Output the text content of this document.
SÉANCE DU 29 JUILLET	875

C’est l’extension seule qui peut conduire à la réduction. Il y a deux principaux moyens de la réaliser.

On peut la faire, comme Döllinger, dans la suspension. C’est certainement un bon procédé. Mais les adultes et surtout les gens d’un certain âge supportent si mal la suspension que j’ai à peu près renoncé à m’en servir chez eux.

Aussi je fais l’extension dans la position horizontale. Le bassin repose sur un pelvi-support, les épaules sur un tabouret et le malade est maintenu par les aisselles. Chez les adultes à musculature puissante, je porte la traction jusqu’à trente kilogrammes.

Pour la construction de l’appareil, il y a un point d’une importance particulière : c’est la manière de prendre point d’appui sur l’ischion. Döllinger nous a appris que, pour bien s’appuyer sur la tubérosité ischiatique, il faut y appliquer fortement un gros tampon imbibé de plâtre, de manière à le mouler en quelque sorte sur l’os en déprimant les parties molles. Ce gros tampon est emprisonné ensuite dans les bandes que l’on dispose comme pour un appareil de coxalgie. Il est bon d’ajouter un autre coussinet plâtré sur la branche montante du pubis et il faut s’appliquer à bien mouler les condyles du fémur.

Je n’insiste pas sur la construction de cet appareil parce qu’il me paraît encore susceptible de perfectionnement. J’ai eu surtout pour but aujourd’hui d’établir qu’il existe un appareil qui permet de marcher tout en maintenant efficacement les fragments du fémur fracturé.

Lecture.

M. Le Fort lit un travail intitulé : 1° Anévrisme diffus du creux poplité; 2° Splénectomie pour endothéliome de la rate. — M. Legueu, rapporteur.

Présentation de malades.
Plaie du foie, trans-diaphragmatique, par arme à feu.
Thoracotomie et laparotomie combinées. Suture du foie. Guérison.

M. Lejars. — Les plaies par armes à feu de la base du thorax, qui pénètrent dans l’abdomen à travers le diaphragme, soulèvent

....

### Requirement:
Reproduce each line verbatim.

### Correct response:
Output the text content of this document.
SÉANCE DU 29 JUILLET	875

C’est l’extension seule qui peut conduire à la réduction. Il y a deux principaux moyens de la réaliser.

On peut la faire, comme Döllinger, dans la suspension. C’est certainement un bon procédé. Mais les adultes et surtout les gens d’un certain âge supportent si mal la suspension que j’ai à peu près renoncé à m’en servir chez eux.

Aussi je fais l’extension dans la position horizontale. Le bassin repose sur un pelvi-support, les épaules sur un tabouret et le malade est maintenu par les aisselles. Chez les adultes à musculature puissante, je porte la traction jusqu’à trente kilogrammes.

Pour la construction de l’appareil, il y a un point d’une importance particulière : c’est la manière de prendre point d’appui sur l’ischion. Döllinger nous a appris que, pour bien s’appuyer sur la tubérosité ischiatique, il faut y appliquer fortement un gros tampon imbibé de plâtre, de manière à le mouler en quelque sorte sur l’os en déprimant les parties molles. Ce gros tampon est emprisonné ensuite dans les bandes que l’on dispose comme pour un appareil de coxalgie. Il est bon d’ajouter un autre coussinet plâtré sur la branche montante du pubis et il faut s’appliquer à bien mouler les condyles du fémur.

Je n’insiste pas sur la construction de cet appareil parce qu’il me paraît encore susceptible de perfectionnement. J’ai eu surtout pour but aujourd’hui d’établir qu’il existe un appareil qui permet de marcher tout en maintenant efficacement les fragments du fémur fracturé.

Lecture.

M. Le Fort lit un travail intitulé : 1° Anévrisme diffus du creux poplité; 2° Splénectomie pour endothéliome de la rate. — M. Legueu, rapporteur.

Présentation de malades.
Plaie du foie, trans-diaphragmatique, par arme à feu.
Thoracotomie et laparotomie combinées. Suture du foie. Guérison.

M. Lejars. — Les plaies par armes à feu de la base du thorax, qui pénètrent dans l’abdomen à travers le diaphragme, soulèvent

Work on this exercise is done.